start Material provided

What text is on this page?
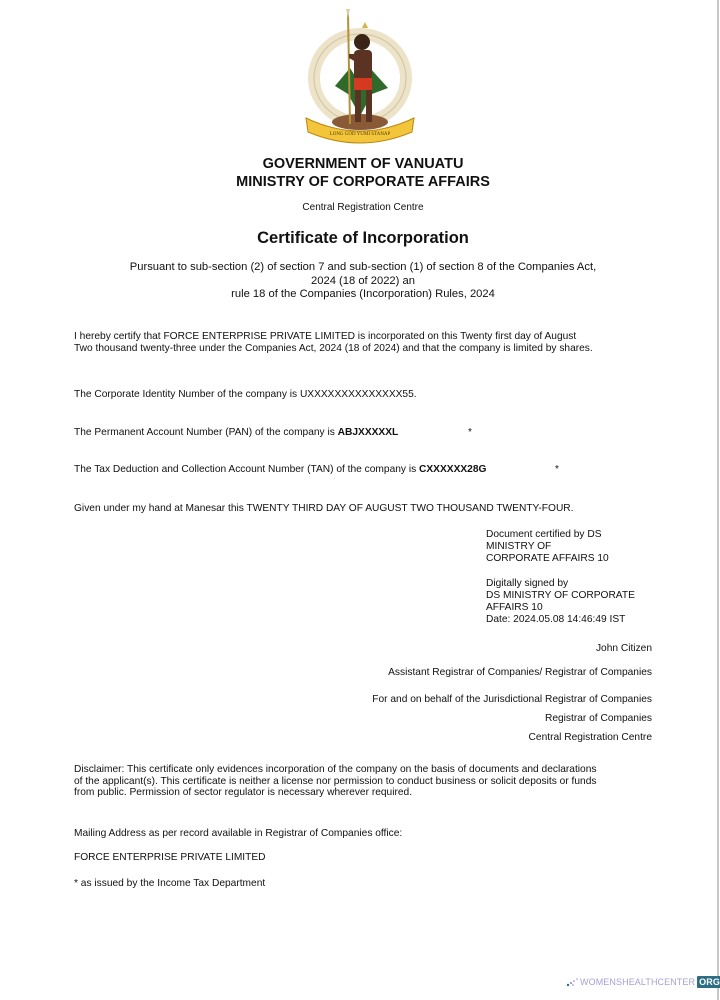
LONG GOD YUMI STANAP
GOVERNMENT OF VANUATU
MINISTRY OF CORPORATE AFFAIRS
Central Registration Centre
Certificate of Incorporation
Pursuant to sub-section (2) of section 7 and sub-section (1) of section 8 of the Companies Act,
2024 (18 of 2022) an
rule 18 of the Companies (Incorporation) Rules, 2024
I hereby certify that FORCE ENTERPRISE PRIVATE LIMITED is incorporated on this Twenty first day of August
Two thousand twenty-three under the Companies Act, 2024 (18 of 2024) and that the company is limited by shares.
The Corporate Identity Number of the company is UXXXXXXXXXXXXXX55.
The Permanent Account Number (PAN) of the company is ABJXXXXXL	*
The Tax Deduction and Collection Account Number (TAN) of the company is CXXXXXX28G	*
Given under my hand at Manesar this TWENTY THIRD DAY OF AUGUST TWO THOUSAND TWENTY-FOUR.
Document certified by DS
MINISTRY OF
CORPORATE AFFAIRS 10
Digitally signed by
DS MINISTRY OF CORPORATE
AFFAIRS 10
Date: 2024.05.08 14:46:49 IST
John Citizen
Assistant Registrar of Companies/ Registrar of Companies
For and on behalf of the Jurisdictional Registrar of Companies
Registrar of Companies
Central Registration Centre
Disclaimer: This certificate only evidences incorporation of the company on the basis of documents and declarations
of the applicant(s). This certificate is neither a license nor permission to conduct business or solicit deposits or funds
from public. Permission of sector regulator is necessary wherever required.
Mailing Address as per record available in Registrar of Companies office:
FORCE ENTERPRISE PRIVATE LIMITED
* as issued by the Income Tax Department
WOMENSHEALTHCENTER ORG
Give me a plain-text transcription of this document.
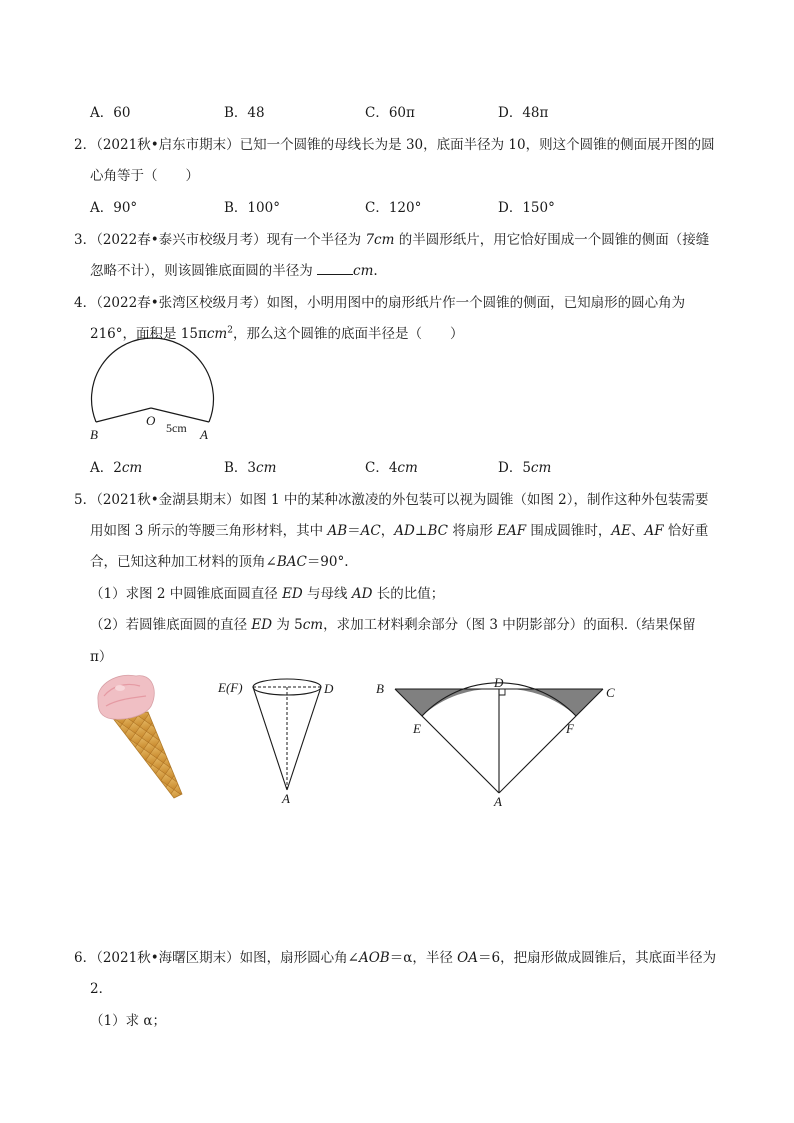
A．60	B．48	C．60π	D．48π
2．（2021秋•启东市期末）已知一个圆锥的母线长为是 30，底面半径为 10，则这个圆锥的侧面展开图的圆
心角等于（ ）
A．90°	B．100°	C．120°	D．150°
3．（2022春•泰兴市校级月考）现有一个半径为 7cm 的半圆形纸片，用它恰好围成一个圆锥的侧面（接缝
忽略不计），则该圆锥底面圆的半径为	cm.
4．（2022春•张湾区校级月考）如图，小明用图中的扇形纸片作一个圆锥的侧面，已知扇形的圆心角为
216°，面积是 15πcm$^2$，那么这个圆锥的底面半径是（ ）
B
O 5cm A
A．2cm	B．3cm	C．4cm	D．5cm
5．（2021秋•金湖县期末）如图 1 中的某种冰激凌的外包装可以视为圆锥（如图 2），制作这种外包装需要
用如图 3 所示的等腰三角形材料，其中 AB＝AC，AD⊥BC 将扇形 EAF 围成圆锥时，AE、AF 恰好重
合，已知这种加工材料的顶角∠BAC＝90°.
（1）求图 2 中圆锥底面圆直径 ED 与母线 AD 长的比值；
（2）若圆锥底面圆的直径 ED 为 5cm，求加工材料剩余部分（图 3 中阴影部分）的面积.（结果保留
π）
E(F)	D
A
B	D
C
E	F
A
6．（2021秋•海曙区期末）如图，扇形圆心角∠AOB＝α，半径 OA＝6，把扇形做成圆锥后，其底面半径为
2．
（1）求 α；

end Material provided

Exclude the pictures, and transcribe all of the material exactly.

What text is on this page?
LONG GOD YUMI STANAP
GOVERNMENT OF VANUATU
MINISTRY OF CORPORATE AFFAIRS
Central Registration Centre
Certificate of Incorporation
Pursuant to sub-section (2) of section 7 and sub-section (1) of section 8 of the Companies Act,
2024 (18 of 2022) an
rule 18 of the Companies (Incorporation) Rules, 2024
I hereby certify that FORCE ENTERPRISE PRIVATE LIMITED is incorporated on this Twenty first day of August
Two thousand twenty-three under the Companies Act, 2024 (18 of 2024) and that the company is limited by shares.
The Corporate Identity Number of the company is UXXXXXXXXXXXXXX55.
The Permanent Account Number (PAN) of the company is ABJXXXXXL	*
The Tax Deduction and Collection Account Number (TAN) of the company is CXXXXXX28G	*
Given under my hand at Manesar this TWENTY THIRD DAY OF AUGUST TWO THOUSAND TWENTY-FOUR.
Document certified by DS
MINISTRY OF
CORPORATE AFFAIRS 10
Digitally signed by
DS MINISTRY OF CORPORATE
AFFAIRS 10
Date: 2024.05.08 14:46:49 IST
John Citizen
Assistant Registrar of Companies/ Registrar of Companies
For and on behalf of the Jurisdictional Registrar of Companies
Registrar of Companies
Central Registration Centre
Disclaimer: This certificate only evidences incorporation of the company on the basis of documents and declarations
of the applicant(s). This certificate is neither a license nor permission to conduct business or solicit deposits or funds
from public. Permission of sector regulator is necessary wherever required.
Mailing Address as per record available in Registrar of Companies office:
FORCE ENTERPRISE PRIVATE LIMITED
* as issued by the Income Tax Department
WOMENSHEALTHCENTER ORG
Give me a plain-text transcription of this document.
A．60	B．48	C．60π	D．48π
2．（2021秋•启东市期末）已知一个圆锥的母线长为是 30，底面半径为 10，则这个圆锥的侧面展开图的圆
心角等于（ ）
A．90°	B．100°	C．120°	D．150°
3．（2022春•泰兴市校级月考）现有一个半径为 7cm 的半圆形纸片，用它恰好围成一个圆锥的侧面（接缝
忽略不计），则该圆锥底面圆的半径为	cm.
4．（2022春•张湾区校级月考）如图，小明用图中的扇形纸片作一个圆锥的侧面，已知扇形的圆心角为
216°，面积是 15πcm$^2$，那么这个圆锥的底面半径是（ ）
B
O 5cm A
A．2cm	B．3cm	C．4cm	D．5cm
5．（2021秋•金湖县期末）如图 1 中的某种冰激凌的外包装可以视为圆锥（如图 2），制作这种外包装需要
用如图 3 所示的等腰三角形材料，其中 AB＝AC，AD⊥BC 将扇形 EAF 围成圆锥时，AE、AF 恰好重
合，已知这种加工材料的顶角∠BAC＝90°.
（1）求图 2 中圆锥底面圆直径 ED 与母线 AD 长的比值；
（2）若圆锥底面圆的直径 ED 为 5cm，求加工材料剩余部分（图 3 中阴影部分）的面积.（结果保留
π）
E(F)	D
A
B	D
C
E	F
A
6．（2021秋•海曙区期末）如图，扇形圆心角∠AOB＝α，半径 OA＝6，把扇形做成圆锥后，其底面半径为
2．
（1）求 α；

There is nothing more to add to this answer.